> [Prompt]:
Give back the entire listing verbatim.

(Data excerpts)

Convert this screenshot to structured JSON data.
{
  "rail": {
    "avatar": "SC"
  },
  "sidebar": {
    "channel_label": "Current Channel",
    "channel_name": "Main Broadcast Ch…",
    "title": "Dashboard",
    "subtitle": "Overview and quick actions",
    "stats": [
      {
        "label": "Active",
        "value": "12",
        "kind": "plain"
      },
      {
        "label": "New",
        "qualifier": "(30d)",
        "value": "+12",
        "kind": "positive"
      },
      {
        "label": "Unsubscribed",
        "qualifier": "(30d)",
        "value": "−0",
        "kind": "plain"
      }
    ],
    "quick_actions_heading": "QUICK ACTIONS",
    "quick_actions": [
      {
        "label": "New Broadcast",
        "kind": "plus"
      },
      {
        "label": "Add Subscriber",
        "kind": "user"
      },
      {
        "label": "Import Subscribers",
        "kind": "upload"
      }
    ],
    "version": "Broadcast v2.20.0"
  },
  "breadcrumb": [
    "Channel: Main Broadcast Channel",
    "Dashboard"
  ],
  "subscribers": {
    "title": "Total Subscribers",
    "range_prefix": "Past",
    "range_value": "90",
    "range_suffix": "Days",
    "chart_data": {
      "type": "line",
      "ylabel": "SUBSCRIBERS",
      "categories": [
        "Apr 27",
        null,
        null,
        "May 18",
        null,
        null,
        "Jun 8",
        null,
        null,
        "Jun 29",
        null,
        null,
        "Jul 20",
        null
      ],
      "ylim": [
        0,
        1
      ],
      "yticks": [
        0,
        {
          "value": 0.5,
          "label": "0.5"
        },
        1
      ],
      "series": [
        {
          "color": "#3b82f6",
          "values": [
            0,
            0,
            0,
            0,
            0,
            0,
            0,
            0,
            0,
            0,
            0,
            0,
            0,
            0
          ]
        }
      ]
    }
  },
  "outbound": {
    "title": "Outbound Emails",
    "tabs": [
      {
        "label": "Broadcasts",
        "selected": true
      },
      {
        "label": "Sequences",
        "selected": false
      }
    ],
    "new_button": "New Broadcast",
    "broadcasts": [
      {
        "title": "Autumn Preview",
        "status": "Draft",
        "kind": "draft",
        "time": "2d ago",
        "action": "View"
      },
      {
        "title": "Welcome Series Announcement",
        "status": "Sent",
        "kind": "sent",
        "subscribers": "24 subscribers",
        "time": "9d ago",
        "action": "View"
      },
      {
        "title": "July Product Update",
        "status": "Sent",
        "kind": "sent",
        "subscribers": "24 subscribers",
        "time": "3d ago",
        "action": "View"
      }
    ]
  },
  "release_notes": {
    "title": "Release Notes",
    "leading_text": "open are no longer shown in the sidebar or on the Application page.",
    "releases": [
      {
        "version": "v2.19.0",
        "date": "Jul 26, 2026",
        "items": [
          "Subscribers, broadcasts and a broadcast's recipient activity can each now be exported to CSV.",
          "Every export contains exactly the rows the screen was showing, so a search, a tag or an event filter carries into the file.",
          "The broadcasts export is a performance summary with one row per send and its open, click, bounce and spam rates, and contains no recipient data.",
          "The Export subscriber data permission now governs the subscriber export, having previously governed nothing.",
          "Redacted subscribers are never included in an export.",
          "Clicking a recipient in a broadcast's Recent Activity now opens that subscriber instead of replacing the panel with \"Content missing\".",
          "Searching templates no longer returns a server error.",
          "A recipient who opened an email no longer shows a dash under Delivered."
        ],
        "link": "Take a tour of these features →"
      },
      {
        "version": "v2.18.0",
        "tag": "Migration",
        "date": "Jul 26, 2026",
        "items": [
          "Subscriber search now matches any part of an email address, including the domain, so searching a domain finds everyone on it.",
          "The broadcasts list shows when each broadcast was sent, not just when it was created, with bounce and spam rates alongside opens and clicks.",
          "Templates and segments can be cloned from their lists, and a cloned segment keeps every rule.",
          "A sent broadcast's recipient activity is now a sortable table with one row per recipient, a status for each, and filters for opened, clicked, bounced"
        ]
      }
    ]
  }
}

> [The reply]:
Convert this screenshot to structured JSON data.
{
  "rail": {
    "avatar": "SC"
  },
  "sidebar": {
    "channel_label": "Current Channel",
    "channel_name": "Main Broadcast Ch…",
    "title": "Dashboard",
    "subtitle": "Overview and quick actions",
    "stats": [
      {
        "label": "Active",
        "value": "12",
        "kind": "plain"
      },
      {
        "label": "New",
        "qualifier": "(30d)",
        "value": "+12",
        "kind": "positive"
      },
      {
        "label": "Unsubscribed",
        "qualifier": "(30d)",
        "value": "−0",
        "kind": "plain"
      }
    ],
    "quick_actions_heading": "QUICK ACTIONS",
    "quick_actions": [
      {
        "label": "New Broadcast",
        "kind": "plus"
      },
      {
        "label": "Add Subscriber",
        "kind": "user"
      },
      {
        "label": "Import Subscribers",
        "kind": "upload"
      }
    ],
    "version": "Broadcast v2.20.0"
  },
  "breadcrumb": [
    "Channel: Main Broadcast Channel",
    "Dashboard"
  ],
  "subscribers": {
    "title": "Total Subscribers",
    "range_prefix": "Past",
    "range_value": "90",
    "range_suffix": "Days",
    "chart_data": {
      "type": "line",
      "ylabel": "SUBSCRIBERS",
      "categories": [
        "Apr 27",
        null,
        null,
        "May 18",
        null,
        null,
        "Jun 8",
        null,
        null,
        "Jun 29",
        null,
        null,
        "Jul 20",
        null
      ],
      "ylim": [
        0,
        1
      ],
      "yticks": [
        0,
        {
          "value": 0.5,
          "label": "0.5"
        },
        1
      ],
      "series": [
        {
          "color": "#3b82f6",
          "values": [
            0,
            0,
            0,
            0,
            0,
            0,
            0,
            0,
            0,
            0,
            0,
            0,
            0,
            0
          ]
        }
      ]
    }
  },
  "outbound": {
    "title": "Outbound Emails",
    "tabs": [
      {
        "label": "Broadcasts",
        "selected": true
      },
      {
        "label": "Sequences",
        "selected": false
      }
    ],
    "new_button": "New Broadcast",
    "broadcasts": [
      {
        "title": "Autumn Preview",
        "status": "Draft",
        "kind": "draft",
        "time": "2d ago",
        "action": "View"
      },
      {
        "title": "Welcome Series Announcement",
        "status": "Sent",
        "kind": "sent",
        "subscribers": "24 subscribers",
        "time": "9d ago",
        "action": "View"
      },
      {
        "title": "July Product Update",
        "status": "Sent",
        "kind": "sent",
        "subscribers": "24 subscribers",
        "time": "3d ago",
        "action": "View"
      }
    ]
  },
  "release_notes": {
    "title": "Release Notes",
    "leading_text": "open are no longer shown in the sidebar or on the Application page.",
    "releases": [
      {
        "version": "v2.19.0",
        "date": "Jul 26, 2026",
        "items": [
          "Subscribers, broadcasts and a broadcast's recipient activity can each now be exported to CSV.",
          "Every export contains exactly the rows the screen was showing, so a search, a tag or an event filter carries into the file.",
          "The broadcasts export is a performance summary with one row per send and its open, click, bounce and spam rates, and contains no recipient data.",
          "The Export subscriber data permission now governs the subscriber export, having previously governed nothing.",
          "Redacted subscribers are never included in an export.",
          "Clicking a recipient in a broadcast's Recent Activity now opens that subscriber instead of replacing the panel with \"Content missing\".",
          "Searching templates no longer returns a server error.",
          "A recipient who opened an email no longer shows a dash under Delivered."
        ],
        "link": "Take a tour of these features →"
      },
      {
        "version": "v2.18.0",
        "tag": "Migration",
        "date": "Jul 26, 2026",
        "items": [
          "Subscriber search now matches any part of an email address, including the domain, so searching a domain finds everyone on it.",
          "The broadcasts list shows when each broadcast was sent, not just when it was created, with bounce and spam rates alongside opens and clicks.",
          "Templates and segments can be cloned from their lists, and a cloned segment keeps every rule.",
          "A sent broadcast's recipient activity is now a sortable table with one row per recipient, a status for each, and filters for opened, clicked, bounced"
        ]
      }
    ]
  }
}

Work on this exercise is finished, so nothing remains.